[Text shown]
******
Bayesian LOgistic REgression
A tool for meta-analysis in GWAS using Bayesian multiple logistic regression
B-LORE is a command line tool that creates summary statistics from multiple logistic regression on GWAS data, and combines the summary statistics from multiple studies in a meta-analysis. It can also incorporate functional information about the SNPs from other external sources. Several genetic regions, or loci are preselected for analysis with B-LORE.
- Association probability: B-LORE outputs probabilities of the input genetic loci being statistically associated with the phenotype.
- Finemapping: B-LORE also outputs the probability of each SNP being statistically associated with the phenotype.
- Leverage functional genomic data as a prior probability to improve prioritization.
- Models data with logistic regression, and is suited for case/control studies.
- Combines information over all SNPs in a locus with multiple regression.
B-LORE is written in python and C++. To run B-LORE, you will need
- python version 3.4 or higher,
- the Python packages for scientific computing NumPy and SciPy.
- C++ compiler
To use B-LORE, you have to download the repository and compile the C++ shared libraries:
git clone https://github.com/soedinglab/b-lore.git
cd b-lore
make
The Makefile uses g++ by default, which you can change depending on the compiler available on your system.
For calculating summary statistics, it uses the following file formats as input:
- Genotype files in Oxford format, for all loci of interest (e.g. Locus001.gen, Locus002.gen, etc.).
- Sample file in Oxford format (e.g. study1.sample)
For meta-analysis, it uses the following input:
- Output files B-LORE summary statistics.
- List of loci to be analyzed. This is a single file containing 2 columns with no header. The first column lists the name of the loci (e.g. Locus001, Locus002, etc.) and the second column is a binary number (1 or 0) indicating if it is a SNP locus (1) or a covariate locus (0). [Note: The summary statistics at each study outputs this file]
- (Optional) Functional genomics data, separately for each locus.
******
Stored data
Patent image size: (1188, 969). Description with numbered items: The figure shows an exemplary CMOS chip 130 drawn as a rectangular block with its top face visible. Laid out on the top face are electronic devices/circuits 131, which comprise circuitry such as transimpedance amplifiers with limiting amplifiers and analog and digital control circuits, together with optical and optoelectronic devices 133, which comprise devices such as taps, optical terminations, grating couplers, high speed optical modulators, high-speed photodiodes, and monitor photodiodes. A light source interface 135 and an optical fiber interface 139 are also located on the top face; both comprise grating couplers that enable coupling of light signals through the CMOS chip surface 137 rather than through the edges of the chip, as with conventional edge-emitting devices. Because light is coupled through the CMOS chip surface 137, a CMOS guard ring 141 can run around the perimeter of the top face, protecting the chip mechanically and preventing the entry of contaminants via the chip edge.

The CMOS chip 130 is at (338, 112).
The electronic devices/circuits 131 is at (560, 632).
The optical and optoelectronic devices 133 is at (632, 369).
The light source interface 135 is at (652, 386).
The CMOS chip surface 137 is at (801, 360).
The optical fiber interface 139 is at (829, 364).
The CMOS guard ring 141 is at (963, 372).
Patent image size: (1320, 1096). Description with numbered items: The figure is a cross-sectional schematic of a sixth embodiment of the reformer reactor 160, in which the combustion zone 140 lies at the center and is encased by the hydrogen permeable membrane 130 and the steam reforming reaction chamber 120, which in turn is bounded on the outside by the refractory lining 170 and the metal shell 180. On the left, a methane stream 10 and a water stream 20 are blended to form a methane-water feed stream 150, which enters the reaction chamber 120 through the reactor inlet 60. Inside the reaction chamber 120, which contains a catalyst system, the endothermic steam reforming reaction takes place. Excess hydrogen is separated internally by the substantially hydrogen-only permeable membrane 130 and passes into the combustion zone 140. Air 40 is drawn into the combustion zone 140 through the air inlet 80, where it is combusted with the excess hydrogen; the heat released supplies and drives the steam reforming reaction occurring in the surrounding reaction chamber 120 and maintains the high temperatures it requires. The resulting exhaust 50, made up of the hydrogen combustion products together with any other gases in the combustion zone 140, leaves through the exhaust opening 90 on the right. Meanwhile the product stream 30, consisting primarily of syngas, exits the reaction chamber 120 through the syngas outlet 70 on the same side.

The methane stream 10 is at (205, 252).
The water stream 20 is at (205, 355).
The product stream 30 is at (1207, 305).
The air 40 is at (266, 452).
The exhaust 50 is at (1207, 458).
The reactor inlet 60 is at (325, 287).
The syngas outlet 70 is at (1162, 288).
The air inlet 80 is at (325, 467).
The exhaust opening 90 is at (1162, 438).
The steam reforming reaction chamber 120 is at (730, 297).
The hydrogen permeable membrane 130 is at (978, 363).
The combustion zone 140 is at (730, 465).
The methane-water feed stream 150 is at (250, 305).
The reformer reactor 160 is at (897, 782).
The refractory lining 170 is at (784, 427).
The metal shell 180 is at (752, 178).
******
[Task requirements]
1) Answer these questions from the B-LORE text:
(a) What version of Python does B-LORE need?
(b) Which compiler does the Makefile use by default?
(c) In the list of loci file, what does a 1 in the second column mean?
2) Repeat word for word the stretch of the B-LORE text from "- Models data" through "format (e.g. study1.sample)".

[Solutions in order]
1)
(a) Python version 3.4 or higher.
(b) g++.
(c) The locus is a SNP locus.

2)
- Models data with logistic regression, and is suited for case/control studies.
- Combines information over all SNPs in a locus with multiple regression.
B-LORE is written in python and C++. To run B-LORE, you will need
- python version 3.4 or higher,
- the Python packages for scientific computing NumPy and SciPy.
- C++ compiler
To use B-LORE, you have to download the repository and compile the C++ shared libraries:
git clone https://github.com/soedinglab/b-lore.git
cd b-lore
make
The Makefile uses g++ by default, which you can change depending on the compiler available on your system.
For calculating summary statistics, it uses the following file formats as input:
- Genotype files in Oxford format, for all loci of interest (e.g. Locus001.gen, Locus002.gen, etc.).
- Sample file in Oxford format (e.g. study1.sample)